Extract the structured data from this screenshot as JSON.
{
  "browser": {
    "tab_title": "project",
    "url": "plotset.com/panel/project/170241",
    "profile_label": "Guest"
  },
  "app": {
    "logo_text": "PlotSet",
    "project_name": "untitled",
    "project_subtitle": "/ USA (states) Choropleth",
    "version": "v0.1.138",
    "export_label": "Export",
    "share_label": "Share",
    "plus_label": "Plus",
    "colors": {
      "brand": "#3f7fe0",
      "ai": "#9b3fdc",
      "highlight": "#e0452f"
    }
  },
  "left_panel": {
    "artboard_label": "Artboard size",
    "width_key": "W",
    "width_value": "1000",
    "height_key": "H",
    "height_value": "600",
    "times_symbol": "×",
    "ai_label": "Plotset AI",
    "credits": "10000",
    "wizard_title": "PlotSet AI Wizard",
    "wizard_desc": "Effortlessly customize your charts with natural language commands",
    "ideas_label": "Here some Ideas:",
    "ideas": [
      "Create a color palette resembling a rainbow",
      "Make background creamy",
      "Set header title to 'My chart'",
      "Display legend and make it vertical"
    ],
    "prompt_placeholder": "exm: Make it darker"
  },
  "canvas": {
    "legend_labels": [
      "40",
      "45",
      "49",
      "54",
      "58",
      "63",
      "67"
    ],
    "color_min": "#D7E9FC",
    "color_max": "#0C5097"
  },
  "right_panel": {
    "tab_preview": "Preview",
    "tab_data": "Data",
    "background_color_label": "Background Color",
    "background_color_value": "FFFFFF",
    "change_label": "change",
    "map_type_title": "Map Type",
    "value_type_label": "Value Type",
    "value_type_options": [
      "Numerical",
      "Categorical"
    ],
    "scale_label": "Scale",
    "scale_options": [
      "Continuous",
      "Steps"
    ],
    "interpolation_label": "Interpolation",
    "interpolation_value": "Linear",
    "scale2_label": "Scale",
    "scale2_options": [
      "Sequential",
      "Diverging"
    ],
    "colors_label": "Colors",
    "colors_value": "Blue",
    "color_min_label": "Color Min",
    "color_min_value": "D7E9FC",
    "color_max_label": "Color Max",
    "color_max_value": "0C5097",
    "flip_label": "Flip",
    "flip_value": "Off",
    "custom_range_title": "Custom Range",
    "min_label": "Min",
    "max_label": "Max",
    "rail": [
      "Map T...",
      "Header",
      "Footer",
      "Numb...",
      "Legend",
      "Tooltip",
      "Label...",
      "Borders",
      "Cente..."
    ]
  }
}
━━━━━━━━━━━━━━━━━━━━
What you are asked to do: Extract the whole listing, character for character.

Final result:
Extract the structured data from this screenshot as JSON.
{
  "browser": {
    "tab_title": "project",
    "url": "plotset.com/panel/project/170241",
    "profile_label": "Guest"
  },
  "app": {
    "logo_text": "PlotSet",
    "project_name": "untitled",
    "project_subtitle": "/ USA (states) Choropleth",
    "version": "v0.1.138",
    "export_label": "Export",
    "share_label": "Share",
    "plus_label": "Plus",
    "colors": {
      "brand": "#3f7fe0",
      "ai": "#9b3fdc",
      "highlight": "#e0452f"
    }
  },
  "left_panel": {
    "artboard_label": "Artboard size",
    "width_key": "W",
    "width_value": "1000",
    "height_key": "H",
    "height_value": "600",
    "times_symbol": "×",
    "ai_label": "Plotset AI",
    "credits": "10000",
    "wizard_title": "PlotSet AI Wizard",
    "wizard_desc": "Effortlessly customize your charts with natural language commands",
    "ideas_label": "Here some Ideas:",
    "ideas": [
      "Create a color palette resembling a rainbow",
      "Make background creamy",
      "Set header title to 'My chart'",
      "Display legend and make it vertical"
    ],
    "prompt_placeholder": "exm: Make it darker"
  },
  "canvas": {
    "legend_labels": [
      "40",
      "45",
      "49",
      "54",
      "58",
      "63",
      "67"
    ],
    "color_min": "#D7E9FC",
    "color_max": "#0C5097"
  },
  "right_panel": {
    "tab_preview": "Preview",
    "tab_data": "Data",
    "background_color_label": "Background Color",
    "background_color_value": "FFFFFF",
    "change_label": "change",
    "map_type_title": "Map Type",
    "value_type_label": "Value Type",
    "value_type_options": [
      "Numerical",
      "Categorical"
    ],
    "scale_label": "Scale",
    "scale_options": [
      "Continuous",
      "Steps"
    ],
    "interpolation_label": "Interpolation",
    "interpolation_value": "Linear",
    "scale2_label": "Scale",
    "scale2_options": [
      "Sequential",
      "Diverging"
    ],
    "colors_label": "Colors",
    "colors_value": "Blue",
    "color_min_label": "Color Min",
    "color_min_value": "D7E9FC",
    "color_max_label": "Color Max",
    "color_max_value": "0C5097",
    "flip_label": "Flip",
    "flip_value": "Off",
    "custom_range_title": "Custom Range",
    "min_label": "Min",
    "max_label": "Max",
    "rail": [
      "Map T...",
      "Header",
      "Footer",
      "Numb...",
      "Legend",
      "Tooltip",
      "Label...",
      "Borders",
      "Cente..."
    ]
  }
}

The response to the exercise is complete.